WHAT IS EXPECTED:
Check each line below for the word "this", and copy those that have it.

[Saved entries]
★ ★ ★ ★

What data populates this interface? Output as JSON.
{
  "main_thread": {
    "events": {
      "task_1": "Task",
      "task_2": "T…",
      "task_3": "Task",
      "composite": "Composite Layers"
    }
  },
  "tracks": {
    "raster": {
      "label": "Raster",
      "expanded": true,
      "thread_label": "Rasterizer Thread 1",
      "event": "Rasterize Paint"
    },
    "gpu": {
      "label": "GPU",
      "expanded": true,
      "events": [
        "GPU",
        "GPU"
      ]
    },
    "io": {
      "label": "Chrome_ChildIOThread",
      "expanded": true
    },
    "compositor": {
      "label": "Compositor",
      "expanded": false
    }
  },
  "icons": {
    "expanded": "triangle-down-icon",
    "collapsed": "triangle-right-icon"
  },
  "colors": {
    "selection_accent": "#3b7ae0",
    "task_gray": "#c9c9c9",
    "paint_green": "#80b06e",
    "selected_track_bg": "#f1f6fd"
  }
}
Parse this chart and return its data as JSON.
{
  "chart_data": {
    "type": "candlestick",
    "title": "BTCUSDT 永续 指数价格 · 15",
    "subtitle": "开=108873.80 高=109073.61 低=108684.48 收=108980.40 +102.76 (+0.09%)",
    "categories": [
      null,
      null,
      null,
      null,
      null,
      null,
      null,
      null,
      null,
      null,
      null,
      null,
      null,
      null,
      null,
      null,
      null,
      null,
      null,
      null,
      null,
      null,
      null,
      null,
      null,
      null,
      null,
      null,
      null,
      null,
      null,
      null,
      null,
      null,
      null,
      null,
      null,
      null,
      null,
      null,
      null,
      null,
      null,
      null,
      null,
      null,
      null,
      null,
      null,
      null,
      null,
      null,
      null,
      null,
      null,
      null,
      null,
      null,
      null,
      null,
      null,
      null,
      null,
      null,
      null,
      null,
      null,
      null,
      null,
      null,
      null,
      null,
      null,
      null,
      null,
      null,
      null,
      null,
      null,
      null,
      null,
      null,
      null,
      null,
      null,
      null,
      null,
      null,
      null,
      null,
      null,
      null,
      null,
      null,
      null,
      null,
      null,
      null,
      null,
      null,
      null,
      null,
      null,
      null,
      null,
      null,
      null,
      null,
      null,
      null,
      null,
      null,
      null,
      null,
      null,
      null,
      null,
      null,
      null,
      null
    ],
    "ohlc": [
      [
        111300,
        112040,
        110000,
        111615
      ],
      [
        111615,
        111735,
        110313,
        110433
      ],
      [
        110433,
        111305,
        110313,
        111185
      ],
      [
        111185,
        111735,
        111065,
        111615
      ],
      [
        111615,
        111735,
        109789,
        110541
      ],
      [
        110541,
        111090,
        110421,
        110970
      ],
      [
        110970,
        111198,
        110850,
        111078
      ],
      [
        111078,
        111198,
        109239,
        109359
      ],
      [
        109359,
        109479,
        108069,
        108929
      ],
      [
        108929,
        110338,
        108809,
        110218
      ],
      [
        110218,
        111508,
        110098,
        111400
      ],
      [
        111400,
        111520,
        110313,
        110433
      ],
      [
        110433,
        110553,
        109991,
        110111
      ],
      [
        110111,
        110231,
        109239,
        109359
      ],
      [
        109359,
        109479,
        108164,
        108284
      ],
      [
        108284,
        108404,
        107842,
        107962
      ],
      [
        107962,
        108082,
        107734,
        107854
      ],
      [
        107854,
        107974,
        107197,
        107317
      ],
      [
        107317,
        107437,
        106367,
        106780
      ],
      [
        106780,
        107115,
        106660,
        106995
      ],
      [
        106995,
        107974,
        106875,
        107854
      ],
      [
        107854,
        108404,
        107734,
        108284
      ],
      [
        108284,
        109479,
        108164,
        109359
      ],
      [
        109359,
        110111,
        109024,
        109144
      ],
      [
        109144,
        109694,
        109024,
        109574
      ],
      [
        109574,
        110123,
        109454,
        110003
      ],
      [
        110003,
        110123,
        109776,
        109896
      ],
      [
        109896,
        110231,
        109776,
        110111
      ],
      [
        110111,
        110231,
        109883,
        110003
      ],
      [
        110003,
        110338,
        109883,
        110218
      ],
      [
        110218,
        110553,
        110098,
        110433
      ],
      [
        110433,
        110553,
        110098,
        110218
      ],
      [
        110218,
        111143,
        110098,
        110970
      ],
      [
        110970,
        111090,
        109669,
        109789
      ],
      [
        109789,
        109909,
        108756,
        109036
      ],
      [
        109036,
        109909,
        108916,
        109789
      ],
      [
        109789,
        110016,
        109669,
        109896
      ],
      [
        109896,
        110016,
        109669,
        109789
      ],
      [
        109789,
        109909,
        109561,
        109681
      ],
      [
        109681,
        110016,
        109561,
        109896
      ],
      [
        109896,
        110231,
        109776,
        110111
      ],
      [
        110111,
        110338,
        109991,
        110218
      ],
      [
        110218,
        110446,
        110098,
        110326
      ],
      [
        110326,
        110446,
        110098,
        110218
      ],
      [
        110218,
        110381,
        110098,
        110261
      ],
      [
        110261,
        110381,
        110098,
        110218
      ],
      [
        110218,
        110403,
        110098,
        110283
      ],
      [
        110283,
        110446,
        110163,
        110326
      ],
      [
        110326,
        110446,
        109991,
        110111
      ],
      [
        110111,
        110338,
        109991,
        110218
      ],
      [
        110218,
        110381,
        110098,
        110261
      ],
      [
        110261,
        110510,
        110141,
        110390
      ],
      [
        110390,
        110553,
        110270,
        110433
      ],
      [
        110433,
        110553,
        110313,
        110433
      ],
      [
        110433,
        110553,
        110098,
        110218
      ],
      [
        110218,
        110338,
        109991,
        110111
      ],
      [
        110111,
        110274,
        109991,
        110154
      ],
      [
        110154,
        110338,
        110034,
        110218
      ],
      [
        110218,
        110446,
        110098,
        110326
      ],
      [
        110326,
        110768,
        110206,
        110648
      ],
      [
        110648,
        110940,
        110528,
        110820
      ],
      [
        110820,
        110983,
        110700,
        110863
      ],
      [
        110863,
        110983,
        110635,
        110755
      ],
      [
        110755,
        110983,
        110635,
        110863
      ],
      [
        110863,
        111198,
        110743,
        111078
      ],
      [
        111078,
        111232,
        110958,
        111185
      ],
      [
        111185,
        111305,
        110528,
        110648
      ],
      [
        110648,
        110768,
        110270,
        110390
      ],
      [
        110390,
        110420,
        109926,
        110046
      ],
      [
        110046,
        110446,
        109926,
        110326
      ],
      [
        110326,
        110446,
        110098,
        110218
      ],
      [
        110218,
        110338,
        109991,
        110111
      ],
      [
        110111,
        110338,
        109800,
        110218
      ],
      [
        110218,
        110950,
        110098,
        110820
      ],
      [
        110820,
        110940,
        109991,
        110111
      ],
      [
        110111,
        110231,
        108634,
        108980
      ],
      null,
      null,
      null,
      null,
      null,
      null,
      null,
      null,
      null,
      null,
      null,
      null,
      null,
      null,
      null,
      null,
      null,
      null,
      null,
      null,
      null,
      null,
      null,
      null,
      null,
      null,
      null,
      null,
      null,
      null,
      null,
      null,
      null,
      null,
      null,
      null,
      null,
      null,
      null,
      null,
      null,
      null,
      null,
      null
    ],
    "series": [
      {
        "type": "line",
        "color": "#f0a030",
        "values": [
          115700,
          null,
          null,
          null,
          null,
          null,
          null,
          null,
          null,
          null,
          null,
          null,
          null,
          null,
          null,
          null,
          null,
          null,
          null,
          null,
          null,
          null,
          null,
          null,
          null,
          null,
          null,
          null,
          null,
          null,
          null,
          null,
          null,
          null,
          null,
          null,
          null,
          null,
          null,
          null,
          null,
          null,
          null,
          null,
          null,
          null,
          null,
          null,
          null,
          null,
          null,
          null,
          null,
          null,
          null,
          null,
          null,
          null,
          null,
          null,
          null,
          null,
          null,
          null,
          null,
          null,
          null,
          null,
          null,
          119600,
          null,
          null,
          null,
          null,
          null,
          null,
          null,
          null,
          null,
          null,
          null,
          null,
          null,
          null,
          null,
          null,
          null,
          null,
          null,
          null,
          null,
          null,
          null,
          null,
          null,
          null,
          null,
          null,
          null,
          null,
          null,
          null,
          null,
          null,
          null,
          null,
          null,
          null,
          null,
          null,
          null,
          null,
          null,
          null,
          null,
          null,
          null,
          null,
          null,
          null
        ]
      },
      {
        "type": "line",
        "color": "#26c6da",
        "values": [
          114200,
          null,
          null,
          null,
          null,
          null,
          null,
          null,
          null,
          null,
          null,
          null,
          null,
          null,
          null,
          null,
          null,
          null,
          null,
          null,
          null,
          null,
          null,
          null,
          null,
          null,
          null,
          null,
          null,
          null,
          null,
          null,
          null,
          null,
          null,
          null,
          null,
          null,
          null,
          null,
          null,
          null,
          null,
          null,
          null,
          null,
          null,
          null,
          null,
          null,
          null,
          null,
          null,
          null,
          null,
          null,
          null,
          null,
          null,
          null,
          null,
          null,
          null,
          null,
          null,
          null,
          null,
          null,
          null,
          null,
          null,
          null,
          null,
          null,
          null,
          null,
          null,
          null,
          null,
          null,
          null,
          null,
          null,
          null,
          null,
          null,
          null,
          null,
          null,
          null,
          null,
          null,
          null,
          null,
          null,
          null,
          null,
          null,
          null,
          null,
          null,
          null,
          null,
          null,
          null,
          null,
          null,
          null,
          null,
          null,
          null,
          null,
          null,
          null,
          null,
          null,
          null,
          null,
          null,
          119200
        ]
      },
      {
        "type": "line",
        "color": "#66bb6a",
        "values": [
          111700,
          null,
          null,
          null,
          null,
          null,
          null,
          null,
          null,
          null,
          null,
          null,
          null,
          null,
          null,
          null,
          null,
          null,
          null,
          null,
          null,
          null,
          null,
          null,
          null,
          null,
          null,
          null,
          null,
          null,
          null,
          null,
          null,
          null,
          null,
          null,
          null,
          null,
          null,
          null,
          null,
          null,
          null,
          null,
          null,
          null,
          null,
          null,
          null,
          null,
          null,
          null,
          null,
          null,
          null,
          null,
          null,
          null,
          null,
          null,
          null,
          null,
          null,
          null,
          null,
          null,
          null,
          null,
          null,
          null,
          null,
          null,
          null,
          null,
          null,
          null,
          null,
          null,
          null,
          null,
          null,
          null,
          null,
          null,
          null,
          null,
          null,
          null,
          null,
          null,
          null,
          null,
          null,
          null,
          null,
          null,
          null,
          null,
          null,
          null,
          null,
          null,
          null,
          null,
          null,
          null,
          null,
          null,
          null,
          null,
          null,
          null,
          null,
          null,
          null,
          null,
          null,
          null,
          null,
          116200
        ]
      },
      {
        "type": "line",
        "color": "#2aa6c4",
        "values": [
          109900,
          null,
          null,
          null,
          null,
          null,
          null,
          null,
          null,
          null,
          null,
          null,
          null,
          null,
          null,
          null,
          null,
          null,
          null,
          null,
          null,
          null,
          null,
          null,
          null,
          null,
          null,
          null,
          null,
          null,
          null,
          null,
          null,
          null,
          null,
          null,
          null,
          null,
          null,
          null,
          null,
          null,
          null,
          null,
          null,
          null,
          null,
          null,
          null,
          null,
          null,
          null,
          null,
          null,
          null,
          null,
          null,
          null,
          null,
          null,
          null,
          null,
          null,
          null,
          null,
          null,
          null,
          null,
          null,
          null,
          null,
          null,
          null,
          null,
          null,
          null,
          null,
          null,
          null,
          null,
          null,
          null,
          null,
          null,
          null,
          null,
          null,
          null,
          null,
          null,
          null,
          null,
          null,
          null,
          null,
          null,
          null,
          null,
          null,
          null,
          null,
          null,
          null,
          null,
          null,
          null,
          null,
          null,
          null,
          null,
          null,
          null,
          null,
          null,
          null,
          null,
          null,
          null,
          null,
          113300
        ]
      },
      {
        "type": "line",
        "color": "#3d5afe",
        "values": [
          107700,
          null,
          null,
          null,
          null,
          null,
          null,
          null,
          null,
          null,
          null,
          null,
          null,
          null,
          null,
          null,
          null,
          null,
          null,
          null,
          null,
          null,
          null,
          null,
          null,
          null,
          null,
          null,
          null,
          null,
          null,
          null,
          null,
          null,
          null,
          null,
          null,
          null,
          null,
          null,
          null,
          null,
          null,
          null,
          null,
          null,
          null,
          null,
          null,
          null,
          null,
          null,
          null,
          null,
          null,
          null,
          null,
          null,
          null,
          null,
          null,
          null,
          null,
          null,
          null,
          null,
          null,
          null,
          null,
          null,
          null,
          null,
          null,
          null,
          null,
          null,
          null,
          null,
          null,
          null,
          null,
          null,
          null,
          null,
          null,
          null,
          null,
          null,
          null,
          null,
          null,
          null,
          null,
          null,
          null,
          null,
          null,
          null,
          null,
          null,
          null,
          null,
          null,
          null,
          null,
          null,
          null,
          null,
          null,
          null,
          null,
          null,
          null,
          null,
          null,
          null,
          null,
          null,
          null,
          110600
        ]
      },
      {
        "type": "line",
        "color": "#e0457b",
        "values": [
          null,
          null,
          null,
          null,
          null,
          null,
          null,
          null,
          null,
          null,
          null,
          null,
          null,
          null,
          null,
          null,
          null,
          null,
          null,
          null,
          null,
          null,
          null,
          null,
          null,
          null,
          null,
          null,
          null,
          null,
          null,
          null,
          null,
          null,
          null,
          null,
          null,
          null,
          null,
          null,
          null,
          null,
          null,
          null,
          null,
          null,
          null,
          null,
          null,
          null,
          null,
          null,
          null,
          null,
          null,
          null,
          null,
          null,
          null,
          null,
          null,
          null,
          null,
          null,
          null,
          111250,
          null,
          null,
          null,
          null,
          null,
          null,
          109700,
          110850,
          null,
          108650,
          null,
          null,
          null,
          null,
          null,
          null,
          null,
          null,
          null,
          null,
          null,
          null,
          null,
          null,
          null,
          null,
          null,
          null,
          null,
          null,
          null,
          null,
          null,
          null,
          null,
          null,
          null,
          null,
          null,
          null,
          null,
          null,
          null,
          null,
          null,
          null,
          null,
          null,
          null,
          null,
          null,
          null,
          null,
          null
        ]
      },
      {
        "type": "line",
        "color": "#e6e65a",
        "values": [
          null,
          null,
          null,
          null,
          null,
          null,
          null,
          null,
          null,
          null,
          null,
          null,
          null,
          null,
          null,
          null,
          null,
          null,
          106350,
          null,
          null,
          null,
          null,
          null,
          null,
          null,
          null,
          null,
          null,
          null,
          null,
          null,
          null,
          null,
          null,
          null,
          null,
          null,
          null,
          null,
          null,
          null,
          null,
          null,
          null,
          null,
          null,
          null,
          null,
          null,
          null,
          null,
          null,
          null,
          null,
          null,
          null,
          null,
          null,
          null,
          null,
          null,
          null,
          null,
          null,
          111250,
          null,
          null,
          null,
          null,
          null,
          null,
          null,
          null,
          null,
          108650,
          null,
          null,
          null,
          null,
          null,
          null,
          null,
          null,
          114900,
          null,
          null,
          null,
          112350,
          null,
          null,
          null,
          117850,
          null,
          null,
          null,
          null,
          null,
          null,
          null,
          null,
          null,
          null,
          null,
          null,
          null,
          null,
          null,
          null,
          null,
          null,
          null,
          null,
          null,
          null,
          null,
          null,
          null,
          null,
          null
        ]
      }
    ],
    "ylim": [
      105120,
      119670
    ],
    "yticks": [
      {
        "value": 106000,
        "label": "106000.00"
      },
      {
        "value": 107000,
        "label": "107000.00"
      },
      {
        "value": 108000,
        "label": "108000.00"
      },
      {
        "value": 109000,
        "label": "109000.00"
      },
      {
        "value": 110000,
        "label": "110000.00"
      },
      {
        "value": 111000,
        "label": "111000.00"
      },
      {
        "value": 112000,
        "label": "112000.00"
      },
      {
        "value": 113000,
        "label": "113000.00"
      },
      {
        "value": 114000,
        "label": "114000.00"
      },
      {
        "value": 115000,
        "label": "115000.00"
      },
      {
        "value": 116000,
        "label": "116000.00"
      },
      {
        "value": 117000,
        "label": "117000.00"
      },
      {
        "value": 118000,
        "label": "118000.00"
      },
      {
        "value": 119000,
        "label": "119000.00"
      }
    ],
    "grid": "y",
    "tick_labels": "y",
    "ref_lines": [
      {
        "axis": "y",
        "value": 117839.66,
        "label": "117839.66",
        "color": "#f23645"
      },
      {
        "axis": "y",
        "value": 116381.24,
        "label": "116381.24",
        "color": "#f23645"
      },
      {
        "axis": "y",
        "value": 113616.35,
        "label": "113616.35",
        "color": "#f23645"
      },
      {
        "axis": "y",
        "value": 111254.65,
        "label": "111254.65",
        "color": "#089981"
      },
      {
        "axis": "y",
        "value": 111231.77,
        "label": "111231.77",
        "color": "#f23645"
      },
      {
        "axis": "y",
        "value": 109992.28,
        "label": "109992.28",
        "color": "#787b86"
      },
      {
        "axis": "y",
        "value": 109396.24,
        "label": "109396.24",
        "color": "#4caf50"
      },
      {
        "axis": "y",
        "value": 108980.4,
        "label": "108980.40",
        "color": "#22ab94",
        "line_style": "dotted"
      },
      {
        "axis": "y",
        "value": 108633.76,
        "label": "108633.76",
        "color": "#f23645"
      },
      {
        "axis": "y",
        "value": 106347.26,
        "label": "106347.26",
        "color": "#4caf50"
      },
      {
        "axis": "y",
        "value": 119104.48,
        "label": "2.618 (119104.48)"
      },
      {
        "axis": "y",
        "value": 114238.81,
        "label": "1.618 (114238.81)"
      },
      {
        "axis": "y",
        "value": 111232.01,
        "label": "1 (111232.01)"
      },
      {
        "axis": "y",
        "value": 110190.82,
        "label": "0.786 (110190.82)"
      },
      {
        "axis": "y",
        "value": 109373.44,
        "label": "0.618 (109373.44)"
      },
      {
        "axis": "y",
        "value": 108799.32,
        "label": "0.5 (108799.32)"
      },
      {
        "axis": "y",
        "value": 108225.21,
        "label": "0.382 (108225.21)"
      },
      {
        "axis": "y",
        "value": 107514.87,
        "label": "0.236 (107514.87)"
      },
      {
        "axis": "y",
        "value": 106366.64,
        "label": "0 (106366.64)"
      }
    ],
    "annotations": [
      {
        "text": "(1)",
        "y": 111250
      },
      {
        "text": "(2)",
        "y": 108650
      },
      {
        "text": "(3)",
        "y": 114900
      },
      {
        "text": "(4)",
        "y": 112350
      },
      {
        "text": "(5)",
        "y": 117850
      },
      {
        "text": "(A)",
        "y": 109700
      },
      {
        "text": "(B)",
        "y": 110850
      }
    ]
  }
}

★ ★ ★ ★

WRITTEN RESPONSE:
What data populates this interface? Output as JSON.
Parse this chart and return its data as JSON.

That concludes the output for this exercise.